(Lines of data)
-- -- --

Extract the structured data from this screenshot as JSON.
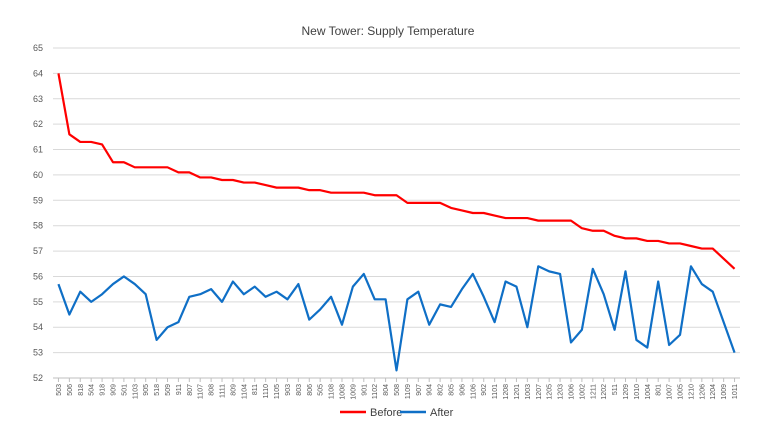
{
  "chart_data": {
    "type": "line",
    "title": "New Tower: Supply Temperature",
    "xlabel": "",
    "ylabel": "",
    "ylim": [
      52,
      65
    ],
    "yticks": [
      52,
      53,
      54,
      55,
      56,
      57,
      58,
      59,
      60,
      61,
      62,
      63,
      64,
      65
    ],
    "grid": true,
    "legend": "bottom",
    "categories": [
      "503",
      "506",
      "818",
      "504",
      "918",
      "909",
      "501",
      "1103",
      "905",
      "518",
      "509",
      "911",
      "807",
      "1107",
      "808",
      "1111",
      "809",
      "1104",
      "811",
      "1110",
      "1105",
      "903",
      "803",
      "806",
      "505",
      "1108",
      "1008",
      "1009",
      "901",
      "1102",
      "804",
      "508",
      "1109",
      "907",
      "904",
      "802",
      "805",
      "906",
      "1106",
      "902",
      "1101",
      "1208",
      "1201",
      "1003",
      "1207",
      "1205",
      "1203",
      "1006",
      "1002",
      "1211",
      "1202",
      "511",
      "1209",
      "1010",
      "1004",
      "801",
      "1007",
      "1005",
      "1210",
      "1206",
      "1204",
      "1009",
      "1011"
    ],
    "series": [
      {
        "name": "Before",
        "color": "#ff0000",
        "values": [
          64.0,
          61.6,
          61.3,
          61.3,
          61.2,
          60.5,
          60.5,
          60.3,
          60.3,
          60.3,
          60.3,
          60.1,
          60.1,
          59.9,
          59.9,
          59.8,
          59.8,
          59.7,
          59.7,
          59.6,
          59.5,
          59.5,
          59.5,
          59.4,
          59.4,
          59.3,
          59.3,
          59.3,
          59.3,
          59.2,
          59.2,
          59.2,
          58.9,
          58.9,
          58.9,
          58.9,
          58.7,
          58.6,
          58.5,
          58.5,
          58.4,
          58.3,
          58.3,
          58.3,
          58.2,
          58.2,
          58.2,
          58.2,
          57.9,
          57.8,
          57.8,
          57.6,
          57.5,
          57.5,
          57.4,
          57.4,
          57.3,
          57.3,
          57.2,
          57.1,
          57.1,
          56.7,
          56.3
        ]
      },
      {
        "name": "After",
        "color": "#0f6fc6",
        "values": [
          55.7,
          54.5,
          55.4,
          55.0,
          55.3,
          55.7,
          56.0,
          55.7,
          55.3,
          53.5,
          54.0,
          54.2,
          55.2,
          55.3,
          55.5,
          55.0,
          55.8,
          55.3,
          55.6,
          55.2,
          55.4,
          55.1,
          55.7,
          54.3,
          54.7,
          55.2,
          54.1,
          55.6,
          56.1,
          55.1,
          55.1,
          52.3,
          55.1,
          55.4,
          54.1,
          54.9,
          54.8,
          55.5,
          56.1,
          55.2,
          54.2,
          55.8,
          55.6,
          54.0,
          56.4,
          56.2,
          56.1,
          53.4,
          53.9,
          56.3,
          55.3,
          53.9,
          56.2,
          53.5,
          53.2,
          55.8,
          53.3,
          53.7,
          56.4,
          55.7,
          55.4,
          54.2,
          53.0
        ]
      }
    ]
  }
}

-- -- --

__Written problem__:
Leave out the pictures and return every record word for word.

__Correct result__:
Extract the structured data from this screenshot as JSON.
{
  "chart_data": {
    "type": "line",
    "title": "New Tower: Supply Temperature",
    "xlabel": "",
    "ylabel": "",
    "ylim": [
      52,
      65
    ],
    "yticks": [
      52,
      53,
      54,
      55,
      56,
      57,
      58,
      59,
      60,
      61,
      62,
      63,
      64,
      65
    ],
    "grid": true,
    "legend": "bottom",
    "categories": [
      "503",
      "506",
      "818",
      "504",
      "918",
      "909",
      "501",
      "1103",
      "905",
      "518",
      "509",
      "911",
      "807",
      "1107",
      "808",
      "1111",
      "809",
      "1104",
      "811",
      "1110",
      "1105",
      "903",
      "803",
      "806",
      "505",
      "1108",
      "1008",
      "1009",
      "901",
      "1102",
      "804",
      "508",
      "1109",
      "907",
      "904",
      "802",
      "805",
      "906",
      "1106",
      "902",
      "1101",
      "1208",
      "1201",
      "1003",
      "1207",
      "1205",
      "1203",
      "1006",
      "1002",
      "1211",
      "1202",
      "511",
      "1209",
      "1010",
      "1004",
      "801",
      "1007",
      "1005",
      "1210",
      "1206",
      "1204",
      "1009",
      "1011"
    ],
    "series": [
      {
        "name": "Before",
        "color": "#ff0000",
        "values": [
          64.0,
          61.6,
          61.3,
          61.3,
          61.2,
          60.5,
          60.5,
          60.3,
          60.3,
          60.3,
          60.3,
          60.1,
          60.1,
          59.9,
          59.9,
          59.8,
          59.8,
          59.7,
          59.7,
          59.6,
          59.5,
          59.5,
          59.5,
          59.4,
          59.4,
          59.3,
          59.3,
          59.3,
          59.3,
          59.2,
          59.2,
          59.2,
          58.9,
          58.9,
          58.9,
          58.9,
          58.7,
          58.6,
          58.5,
          58.5,
          58.4,
          58.3,
          58.3,
          58.3,
          58.2,
          58.2,
          58.2,
          58.2,
          57.9,
          57.8,
          57.8,
          57.6,
          57.5,
          57.5,
          57.4,
          57.4,
          57.3,
          57.3,
          57.2,
          57.1,
          57.1,
          56.7,
          56.3
        ]
      },
      {
        "name": "After",
        "color": "#0f6fc6",
        "values": [
          55.7,
          54.5,
          55.4,
          55.0,
          55.3,
          55.7,
          56.0,
          55.7,
          55.3,
          53.5,
          54.0,
          54.2,
          55.2,
          55.3,
          55.5,
          55.0,
          55.8,
          55.3,
          55.6,
          55.2,
          55.4,
          55.1,
          55.7,
          54.3,
          54.7,
          55.2,
          54.1,
          55.6,
          56.1,
          55.1,
          55.1,
          52.3,
          55.1,
          55.4,
          54.1,
          54.9,
          54.8,
          55.5,
          56.1,
          55.2,
          54.2,
          55.8,
          55.6,
          54.0,
          56.4,
          56.2,
          56.1,
          53.4,
          53.9,
          56.3,
          55.3,
          53.9,
          56.2,
          53.5,
          53.2,
          55.8,
          53.3,
          53.7,
          56.4,
          55.7,
          55.4,
          54.2,
          53.0
        ]
      }
    ]
  }
}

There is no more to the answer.